Dataset entries
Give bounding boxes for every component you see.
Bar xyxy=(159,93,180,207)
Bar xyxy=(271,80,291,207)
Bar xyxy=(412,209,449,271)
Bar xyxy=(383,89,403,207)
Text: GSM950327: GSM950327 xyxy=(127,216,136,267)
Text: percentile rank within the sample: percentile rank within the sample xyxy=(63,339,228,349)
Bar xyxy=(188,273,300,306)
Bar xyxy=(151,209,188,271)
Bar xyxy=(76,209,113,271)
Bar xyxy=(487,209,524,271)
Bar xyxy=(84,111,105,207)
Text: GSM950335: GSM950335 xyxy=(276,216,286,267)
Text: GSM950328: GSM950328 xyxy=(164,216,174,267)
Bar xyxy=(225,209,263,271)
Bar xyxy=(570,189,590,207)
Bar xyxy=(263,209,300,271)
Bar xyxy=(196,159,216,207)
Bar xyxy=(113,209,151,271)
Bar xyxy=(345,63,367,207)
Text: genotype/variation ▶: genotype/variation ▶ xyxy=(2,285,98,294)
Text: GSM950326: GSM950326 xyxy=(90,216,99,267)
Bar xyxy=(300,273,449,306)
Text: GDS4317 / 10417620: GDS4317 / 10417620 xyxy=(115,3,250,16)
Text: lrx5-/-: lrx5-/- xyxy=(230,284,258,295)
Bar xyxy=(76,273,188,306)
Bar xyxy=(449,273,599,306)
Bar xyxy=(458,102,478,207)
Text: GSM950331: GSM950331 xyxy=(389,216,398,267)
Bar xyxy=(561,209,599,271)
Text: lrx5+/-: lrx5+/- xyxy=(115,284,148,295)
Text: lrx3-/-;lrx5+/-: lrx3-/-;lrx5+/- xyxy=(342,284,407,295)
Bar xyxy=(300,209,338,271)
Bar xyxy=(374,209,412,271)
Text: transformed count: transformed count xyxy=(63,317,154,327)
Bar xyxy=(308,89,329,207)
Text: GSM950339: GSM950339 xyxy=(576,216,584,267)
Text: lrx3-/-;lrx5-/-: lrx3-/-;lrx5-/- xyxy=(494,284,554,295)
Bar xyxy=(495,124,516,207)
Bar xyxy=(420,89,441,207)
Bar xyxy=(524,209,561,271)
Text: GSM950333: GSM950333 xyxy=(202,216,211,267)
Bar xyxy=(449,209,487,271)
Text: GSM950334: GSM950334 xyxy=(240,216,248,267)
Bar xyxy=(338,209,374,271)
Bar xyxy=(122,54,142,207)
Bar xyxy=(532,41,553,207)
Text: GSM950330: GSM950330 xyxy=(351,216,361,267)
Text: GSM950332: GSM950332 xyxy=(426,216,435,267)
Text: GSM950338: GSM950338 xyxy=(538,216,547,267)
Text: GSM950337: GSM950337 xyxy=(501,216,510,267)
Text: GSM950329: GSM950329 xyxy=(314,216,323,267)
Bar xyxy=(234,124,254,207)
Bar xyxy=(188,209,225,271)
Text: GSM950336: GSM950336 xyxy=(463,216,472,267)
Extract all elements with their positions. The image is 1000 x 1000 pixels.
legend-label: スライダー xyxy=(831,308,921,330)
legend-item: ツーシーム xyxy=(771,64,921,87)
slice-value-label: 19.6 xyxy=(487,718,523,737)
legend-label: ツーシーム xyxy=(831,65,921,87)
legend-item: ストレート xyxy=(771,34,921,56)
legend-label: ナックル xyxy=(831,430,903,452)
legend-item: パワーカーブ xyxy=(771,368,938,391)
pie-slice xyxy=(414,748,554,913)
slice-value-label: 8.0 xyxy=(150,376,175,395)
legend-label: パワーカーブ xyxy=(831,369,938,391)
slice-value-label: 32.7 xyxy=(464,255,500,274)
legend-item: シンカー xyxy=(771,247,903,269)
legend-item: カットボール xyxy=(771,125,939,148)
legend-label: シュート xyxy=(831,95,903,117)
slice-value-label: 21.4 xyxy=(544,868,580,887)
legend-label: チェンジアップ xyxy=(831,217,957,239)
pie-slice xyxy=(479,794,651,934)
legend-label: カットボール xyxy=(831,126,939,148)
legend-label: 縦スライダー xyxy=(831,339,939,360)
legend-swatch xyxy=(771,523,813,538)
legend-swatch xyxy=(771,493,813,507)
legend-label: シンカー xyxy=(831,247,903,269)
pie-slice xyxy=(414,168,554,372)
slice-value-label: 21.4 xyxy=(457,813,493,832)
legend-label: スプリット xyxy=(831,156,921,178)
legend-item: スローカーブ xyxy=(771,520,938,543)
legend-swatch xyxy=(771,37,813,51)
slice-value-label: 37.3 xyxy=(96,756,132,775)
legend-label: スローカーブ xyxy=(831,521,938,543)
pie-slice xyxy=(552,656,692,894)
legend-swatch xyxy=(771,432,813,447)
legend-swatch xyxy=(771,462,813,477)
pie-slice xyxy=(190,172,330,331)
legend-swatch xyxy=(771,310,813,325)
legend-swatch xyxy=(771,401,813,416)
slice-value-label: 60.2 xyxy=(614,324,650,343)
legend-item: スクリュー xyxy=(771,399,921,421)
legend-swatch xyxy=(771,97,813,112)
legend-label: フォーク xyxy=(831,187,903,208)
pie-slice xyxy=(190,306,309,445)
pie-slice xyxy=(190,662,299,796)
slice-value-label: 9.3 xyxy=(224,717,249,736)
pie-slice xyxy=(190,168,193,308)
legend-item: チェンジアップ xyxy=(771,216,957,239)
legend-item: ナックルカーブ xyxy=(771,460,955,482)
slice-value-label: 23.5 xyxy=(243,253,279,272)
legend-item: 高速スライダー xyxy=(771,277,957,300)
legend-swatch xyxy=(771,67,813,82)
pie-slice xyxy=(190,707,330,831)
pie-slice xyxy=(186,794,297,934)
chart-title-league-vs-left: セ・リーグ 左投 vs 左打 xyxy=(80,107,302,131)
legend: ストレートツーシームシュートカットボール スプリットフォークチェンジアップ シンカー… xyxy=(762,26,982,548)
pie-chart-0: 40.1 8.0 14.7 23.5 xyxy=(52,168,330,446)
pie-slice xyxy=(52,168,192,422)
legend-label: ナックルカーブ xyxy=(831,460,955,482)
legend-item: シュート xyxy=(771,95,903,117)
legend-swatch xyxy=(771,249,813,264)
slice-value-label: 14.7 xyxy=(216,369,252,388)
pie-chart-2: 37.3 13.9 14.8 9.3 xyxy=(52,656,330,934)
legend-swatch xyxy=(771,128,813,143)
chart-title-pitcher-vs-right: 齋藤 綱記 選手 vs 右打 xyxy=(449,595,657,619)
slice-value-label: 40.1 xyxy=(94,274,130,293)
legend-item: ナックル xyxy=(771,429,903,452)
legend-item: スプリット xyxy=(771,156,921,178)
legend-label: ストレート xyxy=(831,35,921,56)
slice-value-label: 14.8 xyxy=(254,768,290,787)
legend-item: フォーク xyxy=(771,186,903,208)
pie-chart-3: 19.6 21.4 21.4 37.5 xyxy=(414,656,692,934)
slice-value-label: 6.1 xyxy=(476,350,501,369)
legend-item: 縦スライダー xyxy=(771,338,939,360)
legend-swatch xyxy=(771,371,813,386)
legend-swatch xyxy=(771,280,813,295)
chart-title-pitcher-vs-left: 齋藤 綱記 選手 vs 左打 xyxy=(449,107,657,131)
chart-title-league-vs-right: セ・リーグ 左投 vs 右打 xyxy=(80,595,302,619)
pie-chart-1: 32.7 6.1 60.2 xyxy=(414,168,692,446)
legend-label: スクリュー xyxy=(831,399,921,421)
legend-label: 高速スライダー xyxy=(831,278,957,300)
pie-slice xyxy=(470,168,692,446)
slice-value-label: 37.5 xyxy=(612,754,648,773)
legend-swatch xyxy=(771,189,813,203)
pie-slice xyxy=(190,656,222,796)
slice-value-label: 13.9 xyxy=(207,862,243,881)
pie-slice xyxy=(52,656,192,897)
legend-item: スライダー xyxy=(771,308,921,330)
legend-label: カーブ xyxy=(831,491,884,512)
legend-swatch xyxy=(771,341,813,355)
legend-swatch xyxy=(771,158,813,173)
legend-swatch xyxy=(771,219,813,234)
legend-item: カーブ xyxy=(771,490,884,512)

Exercise prompt ▸ Copy the data verbatim, from the very first line through the line containing "Bar xyxy=(532,41,553,207)", including both ends.

Result of the exercise ▸
Give bounding boxes for every component you see.
Bar xyxy=(159,93,180,207)
Bar xyxy=(271,80,291,207)
Bar xyxy=(412,209,449,271)
Bar xyxy=(383,89,403,207)
Text: GSM950327: GSM950327 xyxy=(127,216,136,267)
Text: percentile rank within the sample: percentile rank within the sample xyxy=(63,339,228,349)
Bar xyxy=(188,273,300,306)
Bar xyxy=(151,209,188,271)
Bar xyxy=(76,209,113,271)
Bar xyxy=(487,209,524,271)
Bar xyxy=(84,111,105,207)
Text: GSM950335: GSM950335 xyxy=(276,216,286,267)
Text: GSM950328: GSM950328 xyxy=(164,216,174,267)
Bar xyxy=(225,209,263,271)
Bar xyxy=(570,189,590,207)
Bar xyxy=(263,209,300,271)
Bar xyxy=(196,159,216,207)
Bar xyxy=(113,209,151,271)
Bar xyxy=(345,63,367,207)
Text: genotype/variation ▶: genotype/variation ▶ xyxy=(2,285,98,294)
Text: GSM950326: GSM950326 xyxy=(90,216,99,267)
Bar xyxy=(300,273,449,306)
Text: GDS4317 / 10417620: GDS4317 / 10417620 xyxy=(115,3,250,16)
Text: lrx5-/-: lrx5-/- xyxy=(230,284,258,295)
Bar xyxy=(76,273,188,306)
Bar xyxy=(449,273,599,306)
Bar xyxy=(458,102,478,207)
Text: GSM950331: GSM950331 xyxy=(389,216,398,267)
Bar xyxy=(561,209,599,271)
Text: lrx5+/-: lrx5+/- xyxy=(115,284,148,295)
Text: lrx3-/-;lrx5+/-: lrx3-/-;lrx5+/- xyxy=(342,284,407,295)
Bar xyxy=(300,209,338,271)
Bar xyxy=(374,209,412,271)
Text: transformed count: transformed count xyxy=(63,317,154,327)
Bar xyxy=(308,89,329,207)
Text: GSM950339: GSM950339 xyxy=(576,216,584,267)
Text: lrx3-/-;lrx5-/-: lrx3-/-;lrx5-/- xyxy=(494,284,554,295)
Bar xyxy=(495,124,516,207)
Bar xyxy=(420,89,441,207)
Bar xyxy=(524,209,561,271)
Text: GSM950333: GSM950333 xyxy=(202,216,211,267)
Bar xyxy=(449,209,487,271)
Text: GSM950334: GSM950334 xyxy=(240,216,248,267)
Bar xyxy=(338,209,374,271)
Bar xyxy=(122,54,142,207)
Bar xyxy=(532,41,553,207)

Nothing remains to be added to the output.